- [TRAVAIL DEMANDÉ] Poursuivez, s'il vous plaît, le récit de randonnée dans le massif du Triglav à la suite de sa dernière phrase.

Vendredi 7 juillet 2023
| Distance | 22 km |
| D+ / D- | 895m / 1673m |
| Heure de départ et d’arrivée | 7h30 – 16h45 |
| Météo | Beau, débuts d’accumulation orageuse à midi mais n’éclatant pas, ~23 °C |

Après un réveil à l’aube et un petit déjeuner sans saveur, je m’élance à 7h30, motivé par la perspective de découvrir les lacs du massif du Triglav. Ceux-ci sont en effet très rares sur ce haut plateau karstique, Il y en a d’ailleurs essentiellement dans une seule vallée d’altitude, nommée « Vallée des 7 lacs », et que je projette de remonter aujourd’hui. Ailleurs, la plupart des eaux de surface s’infiltrent, et le tout donne une impression bizarre au randonneur habitué à arpenter les Alpes de l’ouest ou les Pyrénées : ici peu de ruisseaux, et un silence souvent complet.
Quelques minutes suffisent à me mener au pâturage d’altitude suivant (“Planina Dedjo polje”). Je suis étonné d’y remarquer de l’animation en cette heure matinale, ainsi qu’un véhicule 4×4 garé au milieu des chalets. Ils n’a pas pu passer par mon sentier donc visiblement il y aurait une piste venant par l’autre côté, pour rejoindre ce lieu de villégiature pour le moins original et isolé.

- [DONNÉES FOURNIES]

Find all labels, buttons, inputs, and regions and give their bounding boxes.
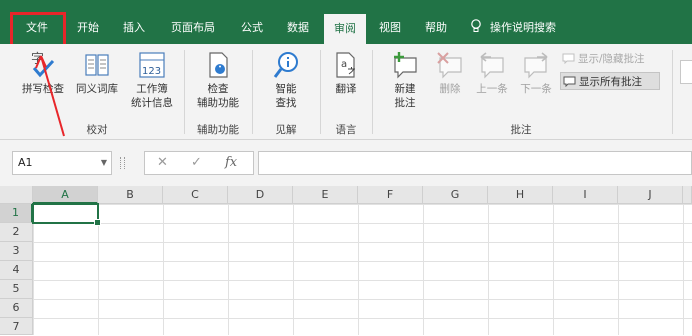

- [RÉPONSE]
Je poursuis mon chemin et parviens à un col sans nom d’où s’ouvre un panorama vers la crête que j’ai escamotée avant-hier, et que j’identifie être le groupe de sommets faisant suite au Vogel. De là j’ai le choix entre deux variantes pour rejoindre le premier lac. J’ai déjà tranché pour celle passant par le col de Štapce (1851m), car les vues s’annoncent plus spectaculaires.

En prenant sa direction, je suis précédé par un oiseau qui se pose à quelques mètres devant moi, et qui à chaque fois que je me rapproche, se pose d’un coup d’ailes quelques mètres plus loin, puis me regarde, comme s’il voulait m’indiquer le chemin. Si on était dans un film fantastique, je dirais qu’il serait probablement la réincarnation d’un disparu, qui voudrait m’envoyer un signe pour m’aider à résoudre une vieille affaire inexpliquée. Dans la réalité, l’oiseau finit tout de même par me quitter après cinq bonnes minutes de ce manège. Reste la quasi certitude que son comportement était influencé par ma présence, ce qui est déjà captivant en soi.
L’ascension vers le col se fait par une trace facile, mais une fois en haut après avoir admiré le panorama, je constate que la descente vers l’autre versant s’annonce un peu périlleuse, car équipée d’une échelle pour désescalader le rocher dans les premiers mètres.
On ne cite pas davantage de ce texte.